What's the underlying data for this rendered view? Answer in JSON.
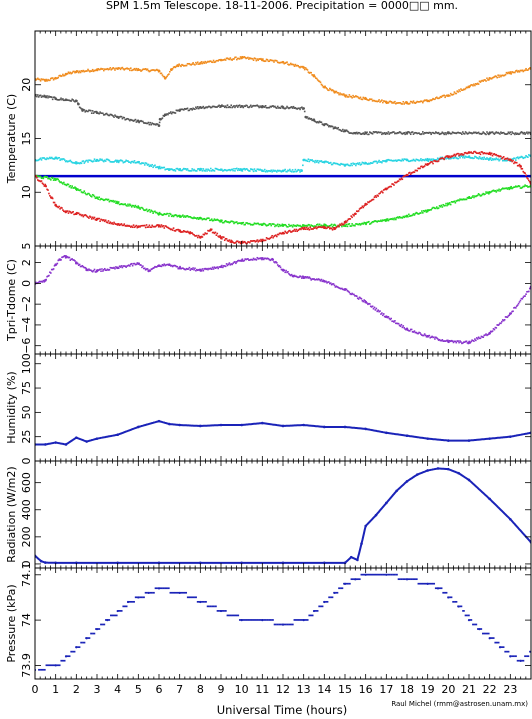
{
  "title": "SPM 1.5m Telescope. 18-11-2006. Precipitation = 0000□□ mm.",
  "xlabel": "Universal Time (hours)",
  "credit": "Raul Michel (rmm@astrosen.unam.mx)",
  "chart_data": [
    {
      "type": "scatter",
      "ylabel": "Temperature (C)",
      "xlim": [
        0,
        24
      ],
      "ylim": [
        5,
        25
      ],
      "yticks": [
        5,
        10,
        15,
        20
      ],
      "series": [
        {
          "color": "#f08c1e",
          "x": [
            0,
            0.5,
            1,
            1.5,
            2,
            3,
            4,
            5,
            6,
            6.3,
            6.6,
            6.9,
            8,
            9,
            10,
            11,
            12,
            13,
            13.5,
            14,
            14.5,
            15,
            16,
            17,
            18,
            19,
            20,
            21,
            22,
            23,
            24
          ],
          "y": [
            20.5,
            20.4,
            20.6,
            21.0,
            21.2,
            21.4,
            21.5,
            21.4,
            21.3,
            20.6,
            21.4,
            21.8,
            22.0,
            22.3,
            22.5,
            22.3,
            22.1,
            21.6,
            20.8,
            19.8,
            19.3,
            19.0,
            18.7,
            18.4,
            18.3,
            18.5,
            19.0,
            19.8,
            20.6,
            21.1,
            21.5
          ]
        },
        {
          "color": "#555555",
          "x": [
            0,
            0.5,
            1,
            1.5,
            2,
            2.1,
            2.3,
            3,
            4,
            5,
            6,
            6.05,
            6.3,
            7,
            8,
            9,
            10,
            11,
            12,
            13,
            13.1,
            13.5,
            14,
            14.5,
            15,
            15.5,
            16,
            18,
            20,
            22,
            24
          ],
          "y": [
            19.0,
            18.9,
            18.7,
            18.6,
            18.5,
            18.2,
            17.6,
            17.4,
            17.0,
            16.6,
            16.2,
            16.8,
            17.2,
            17.6,
            17.9,
            18.0,
            18.0,
            18.0,
            17.9,
            17.8,
            17.0,
            16.7,
            16.3,
            16.0,
            15.7,
            15.5,
            15.5,
            15.5,
            15.5,
            15.5,
            15.5
          ]
        },
        {
          "color": "#29d4e2",
          "x": [
            0,
            1,
            2,
            3,
            4,
            5,
            6,
            6.5,
            7,
            8,
            9,
            10,
            11,
            12,
            12.9,
            13,
            14,
            15,
            16,
            17,
            18,
            19,
            20,
            21,
            22,
            23,
            24
          ],
          "y": [
            13.0,
            13.2,
            12.7,
            13.0,
            12.9,
            12.8,
            12.3,
            12.1,
            12.1,
            12.1,
            12.1,
            12.1,
            12.0,
            12.0,
            12.0,
            13.0,
            12.8,
            12.5,
            12.7,
            12.9,
            13.0,
            13.0,
            13.2,
            13.3,
            13.1,
            13.0,
            13.4
          ]
        },
        {
          "color": "#0000cc",
          "x": [
            0,
            24
          ],
          "y": [
            11.5,
            11.5
          ]
        },
        {
          "color": "#22dd22",
          "x": [
            0,
            1,
            2,
            3,
            4,
            5,
            6,
            7,
            8,
            9,
            10,
            11,
            12,
            13,
            14,
            15,
            16,
            17,
            18,
            19,
            20,
            21,
            22,
            23,
            24
          ],
          "y": [
            11.5,
            11.2,
            10.3,
            9.5,
            9.0,
            8.6,
            8.0,
            7.8,
            7.6,
            7.3,
            7.1,
            7.0,
            6.9,
            6.9,
            6.9,
            6.9,
            7.1,
            7.4,
            7.8,
            8.3,
            8.9,
            9.5,
            10.0,
            10.4,
            10.6
          ]
        },
        {
          "color": "#dd2222",
          "x": [
            0,
            0.5,
            0.8,
            1,
            1.5,
            2,
            3,
            4,
            5,
            6,
            7,
            7.5,
            8,
            8.5,
            9,
            9.5,
            10,
            11,
            12,
            13,
            14,
            14.5,
            15,
            15.5,
            16,
            17,
            18,
            19,
            20,
            21,
            22,
            23,
            23.5,
            24
          ],
          "y": [
            11.5,
            10.6,
            9.5,
            8.8,
            8.2,
            8.0,
            7.5,
            7.0,
            6.8,
            6.9,
            6.4,
            6.2,
            5.8,
            6.5,
            5.8,
            5.4,
            5.3,
            5.5,
            6.2,
            6.6,
            6.7,
            6.6,
            7.2,
            8.0,
            8.9,
            10.3,
            11.6,
            12.6,
            13.3,
            13.7,
            13.6,
            13.0,
            12.4,
            10.8
          ]
        }
      ]
    },
    {
      "type": "scatter",
      "ylabel": "Tpri-Tdome (C)",
      "xlim": [
        0,
        24
      ],
      "ylim": [
        -6.8,
        3.6
      ],
      "yticks": [
        -6,
        -4,
        -2,
        0,
        2
      ],
      "series": [
        {
          "color": "#8833cc",
          "x": [
            0,
            0.5,
            1,
            1.2,
            1.5,
            2,
            2.5,
            3,
            4,
            5,
            5.5,
            6,
            6.5,
            7,
            8,
            9,
            10,
            11,
            11.5,
            12,
            12.5,
            13,
            14,
            15,
            16,
            17,
            18,
            19,
            20,
            21,
            22,
            23,
            24
          ],
          "y": [
            0.0,
            0.3,
            1.8,
            2.3,
            2.6,
            2.0,
            1.3,
            1.2,
            1.5,
            1.9,
            1.2,
            1.7,
            1.8,
            1.5,
            1.3,
            1.6,
            2.2,
            2.4,
            2.3,
            1.3,
            0.7,
            0.6,
            0.2,
            -0.6,
            -1.8,
            -3.2,
            -4.4,
            -5.1,
            -5.6,
            -5.7,
            -4.8,
            -2.9,
            -0.4
          ]
        }
      ]
    },
    {
      "type": "line",
      "ylabel": "Humidity (%)",
      "xlim": [
        0,
        24
      ],
      "ylim": [
        0,
        110
      ],
      "yticks": [
        0,
        25,
        50,
        75,
        100
      ],
      "series": [
        {
          "color": "#1a23b8",
          "x": [
            0,
            0.5,
            1,
            1.5,
            2,
            2.5,
            3,
            4,
            5,
            6,
            6.5,
            7,
            8,
            9,
            10,
            11,
            12,
            13,
            14,
            15,
            16,
            17,
            18,
            19,
            20,
            21,
            22,
            23,
            24
          ],
          "y": [
            17,
            17,
            19,
            17,
            24,
            20,
            23,
            27,
            35,
            41,
            38,
            37,
            36,
            37,
            37,
            39,
            36,
            37,
            35,
            35,
            33,
            29,
            26,
            23,
            21,
            21,
            23,
            25,
            29
          ]
        }
      ]
    },
    {
      "type": "line",
      "ylabel": "Radiation (W/m2)",
      "xlim": [
        0,
        24
      ],
      "ylim": [
        -30,
        760
      ],
      "yticks": [
        0,
        200,
        400,
        600
      ],
      "series": [
        {
          "color": "#1a23b8",
          "x": [
            0,
            0.3,
            0.5,
            1,
            2,
            4,
            6,
            8,
            10,
            12,
            14,
            15,
            15.3,
            15.6,
            15.8,
            16,
            16.5,
            17,
            17.5,
            18,
            18.5,
            19,
            19.5,
            20,
            20.5,
            21,
            22,
            23,
            24
          ],
          "y": [
            60,
            20,
            10,
            8,
            8,
            8,
            8,
            8,
            8,
            8,
            8,
            8,
            50,
            30,
            150,
            280,
            360,
            450,
            540,
            610,
            660,
            690,
            705,
            700,
            670,
            620,
            480,
            330,
            160
          ]
        }
      ]
    },
    {
      "type": "scatter",
      "ylabel": "Pressure (kPa)",
      "xlim": [
        0,
        24
      ],
      "ylim": [
        73.87,
        74.115
      ],
      "yticks": [
        73.9,
        74,
        74.1
      ],
      "series": [
        {
          "color": "#1a23b8",
          "x": [
            0,
            1,
            1.5,
            2,
            2.5,
            3,
            3.5,
            4,
            4.5,
            5,
            5.5,
            6,
            7,
            8,
            9,
            10,
            11,
            12,
            13,
            13.5,
            14,
            14.5,
            15,
            15.5,
            16,
            17,
            18,
            19,
            19.5,
            20,
            20.5,
            21,
            21.5,
            22,
            22.5,
            23,
            23.5,
            24
          ],
          "y": [
            73.89,
            73.9,
            73.92,
            73.94,
            73.96,
            73.98,
            74.0,
            74.02,
            74.04,
            74.05,
            74.06,
            74.07,
            74.06,
            74.04,
            74.02,
            74.0,
            74.0,
            73.99,
            74.0,
            74.02,
            74.04,
            74.06,
            74.08,
            74.09,
            74.1,
            74.1,
            74.09,
            74.08,
            74.07,
            74.05,
            74.03,
            74.0,
            73.98,
            73.96,
            73.94,
            73.92,
            73.91,
            73.93
          ]
        }
      ]
    }
  ]
}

────

**WHAT IS NEEDED**. In the entries above, find each line with the string "color" and copy it.

**EXERCISE RESPONSE**.
          "color": "#f08c1e",
          "color": "#555555",
          "color": "#29d4e2",
          "color": "#0000cc",
          "color": "#22dd22",
          "color": "#dd2222",
          "color": "#8833cc",
          "color": "#1a23b8",
          "color": "#1a23b8",
          "color": "#1a23b8",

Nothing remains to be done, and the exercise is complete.